───── EXERCISE DATA

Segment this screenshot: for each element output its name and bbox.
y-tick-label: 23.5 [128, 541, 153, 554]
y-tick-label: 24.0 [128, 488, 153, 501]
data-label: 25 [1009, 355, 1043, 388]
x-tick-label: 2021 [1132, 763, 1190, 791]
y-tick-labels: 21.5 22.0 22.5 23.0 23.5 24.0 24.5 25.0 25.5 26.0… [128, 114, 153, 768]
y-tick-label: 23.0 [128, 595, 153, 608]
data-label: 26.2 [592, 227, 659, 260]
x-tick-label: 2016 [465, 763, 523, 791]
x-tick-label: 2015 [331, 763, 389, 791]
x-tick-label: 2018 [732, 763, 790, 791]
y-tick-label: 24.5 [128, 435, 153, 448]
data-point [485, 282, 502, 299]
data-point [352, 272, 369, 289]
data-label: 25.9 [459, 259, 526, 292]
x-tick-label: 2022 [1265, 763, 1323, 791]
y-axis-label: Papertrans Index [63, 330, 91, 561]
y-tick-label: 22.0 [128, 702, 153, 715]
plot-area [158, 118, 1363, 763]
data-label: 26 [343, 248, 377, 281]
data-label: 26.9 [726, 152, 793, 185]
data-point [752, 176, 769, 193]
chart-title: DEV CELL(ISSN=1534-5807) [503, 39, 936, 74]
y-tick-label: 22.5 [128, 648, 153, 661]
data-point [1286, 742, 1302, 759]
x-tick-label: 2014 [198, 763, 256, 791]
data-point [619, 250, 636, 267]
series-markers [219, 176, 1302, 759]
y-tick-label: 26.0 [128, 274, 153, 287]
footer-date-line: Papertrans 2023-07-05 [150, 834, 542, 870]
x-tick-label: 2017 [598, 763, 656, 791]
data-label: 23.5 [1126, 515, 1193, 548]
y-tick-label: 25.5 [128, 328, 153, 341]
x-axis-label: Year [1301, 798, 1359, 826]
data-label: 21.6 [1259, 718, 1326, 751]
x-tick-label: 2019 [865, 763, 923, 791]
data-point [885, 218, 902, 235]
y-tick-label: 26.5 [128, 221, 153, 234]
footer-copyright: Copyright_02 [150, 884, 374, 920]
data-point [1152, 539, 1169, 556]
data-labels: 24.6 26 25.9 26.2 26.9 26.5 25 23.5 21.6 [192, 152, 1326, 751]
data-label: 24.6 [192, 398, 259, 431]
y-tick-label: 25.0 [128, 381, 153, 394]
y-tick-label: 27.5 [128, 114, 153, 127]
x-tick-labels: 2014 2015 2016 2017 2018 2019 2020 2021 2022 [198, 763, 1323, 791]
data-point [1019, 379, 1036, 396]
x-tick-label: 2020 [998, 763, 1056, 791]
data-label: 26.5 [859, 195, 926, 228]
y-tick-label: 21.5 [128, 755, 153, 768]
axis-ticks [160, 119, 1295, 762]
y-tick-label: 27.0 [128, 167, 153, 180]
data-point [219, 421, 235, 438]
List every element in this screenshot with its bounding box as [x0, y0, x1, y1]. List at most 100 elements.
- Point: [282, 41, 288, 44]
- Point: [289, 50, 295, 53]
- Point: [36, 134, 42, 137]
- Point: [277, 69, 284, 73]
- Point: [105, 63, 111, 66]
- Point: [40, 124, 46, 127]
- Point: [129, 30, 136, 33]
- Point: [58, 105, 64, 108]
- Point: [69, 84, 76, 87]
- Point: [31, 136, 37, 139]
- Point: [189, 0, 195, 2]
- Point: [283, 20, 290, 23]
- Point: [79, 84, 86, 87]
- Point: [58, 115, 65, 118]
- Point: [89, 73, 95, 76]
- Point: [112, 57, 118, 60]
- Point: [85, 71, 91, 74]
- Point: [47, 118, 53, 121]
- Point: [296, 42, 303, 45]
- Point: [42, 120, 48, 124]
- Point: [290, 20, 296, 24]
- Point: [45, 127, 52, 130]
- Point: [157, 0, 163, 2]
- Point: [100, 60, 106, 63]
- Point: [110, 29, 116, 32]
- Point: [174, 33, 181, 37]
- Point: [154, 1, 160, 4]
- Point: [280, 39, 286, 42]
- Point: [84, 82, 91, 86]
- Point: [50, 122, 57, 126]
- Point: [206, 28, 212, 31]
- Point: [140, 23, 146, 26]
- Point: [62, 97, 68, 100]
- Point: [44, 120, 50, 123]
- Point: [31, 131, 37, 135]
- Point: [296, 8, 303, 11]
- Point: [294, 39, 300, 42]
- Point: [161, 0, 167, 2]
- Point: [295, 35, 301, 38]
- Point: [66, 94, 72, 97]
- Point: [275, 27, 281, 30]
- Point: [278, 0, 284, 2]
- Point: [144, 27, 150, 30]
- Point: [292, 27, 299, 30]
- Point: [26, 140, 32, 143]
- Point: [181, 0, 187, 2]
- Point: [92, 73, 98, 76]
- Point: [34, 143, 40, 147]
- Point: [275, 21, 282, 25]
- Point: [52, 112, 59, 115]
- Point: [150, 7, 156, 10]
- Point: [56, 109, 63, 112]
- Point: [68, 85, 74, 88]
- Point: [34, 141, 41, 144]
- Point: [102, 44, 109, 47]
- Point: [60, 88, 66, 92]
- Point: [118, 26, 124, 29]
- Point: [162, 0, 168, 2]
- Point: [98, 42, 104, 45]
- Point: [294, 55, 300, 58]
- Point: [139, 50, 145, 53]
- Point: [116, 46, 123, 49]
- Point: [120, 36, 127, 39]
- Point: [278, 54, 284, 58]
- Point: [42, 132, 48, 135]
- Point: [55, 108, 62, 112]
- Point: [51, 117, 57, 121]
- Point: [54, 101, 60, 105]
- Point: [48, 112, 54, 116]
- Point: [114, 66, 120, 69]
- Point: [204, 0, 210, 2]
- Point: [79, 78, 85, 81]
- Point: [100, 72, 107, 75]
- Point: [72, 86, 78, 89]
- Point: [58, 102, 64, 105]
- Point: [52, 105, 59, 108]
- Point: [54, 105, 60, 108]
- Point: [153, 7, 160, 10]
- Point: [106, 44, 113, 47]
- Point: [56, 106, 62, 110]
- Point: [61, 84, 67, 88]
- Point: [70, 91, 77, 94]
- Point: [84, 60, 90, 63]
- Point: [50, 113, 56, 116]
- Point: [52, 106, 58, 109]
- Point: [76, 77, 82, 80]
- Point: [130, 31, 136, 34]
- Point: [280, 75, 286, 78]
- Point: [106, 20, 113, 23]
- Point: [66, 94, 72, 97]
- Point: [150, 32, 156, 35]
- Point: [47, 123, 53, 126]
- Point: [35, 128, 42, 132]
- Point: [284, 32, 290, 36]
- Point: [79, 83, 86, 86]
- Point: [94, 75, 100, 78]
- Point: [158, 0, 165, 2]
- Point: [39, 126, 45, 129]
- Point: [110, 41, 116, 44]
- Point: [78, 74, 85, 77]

──────────

[WHAT YOU SHOULD DO] Please copy the entries above exactly, from their first line through the line containing "data-label: 26 [343, 248, 377, 281]", including both ends.

[CORRECT RESPONSE]
Segment this screenshot: for each element output its name and bbox.
y-tick-label: 23.5 [128, 541, 153, 554]
y-tick-label: 24.0 [128, 488, 153, 501]
data-label: 25 [1009, 355, 1043, 388]
x-tick-label: 2021 [1132, 763, 1190, 791]
y-tick-labels: 21.5 22.0 22.5 23.0 23.5 24.0 24.5 25.0 25.5 26.0… [128, 114, 153, 768]
y-tick-label: 23.0 [128, 595, 153, 608]
data-label: 26.2 [592, 227, 659, 260]
x-tick-label: 2016 [465, 763, 523, 791]
x-tick-label: 2015 [331, 763, 389, 791]
x-tick-label: 2018 [732, 763, 790, 791]
y-tick-label: 24.5 [128, 435, 153, 448]
data-point [485, 282, 502, 299]
data-point [352, 272, 369, 289]
data-label: 25.9 [459, 259, 526, 292]
x-tick-label: 2022 [1265, 763, 1323, 791]
y-axis-label: Papertrans Index [63, 330, 91, 561]
y-tick-label: 22.0 [128, 702, 153, 715]
plot-area [158, 118, 1363, 763]
data-label: 26 [343, 248, 377, 281]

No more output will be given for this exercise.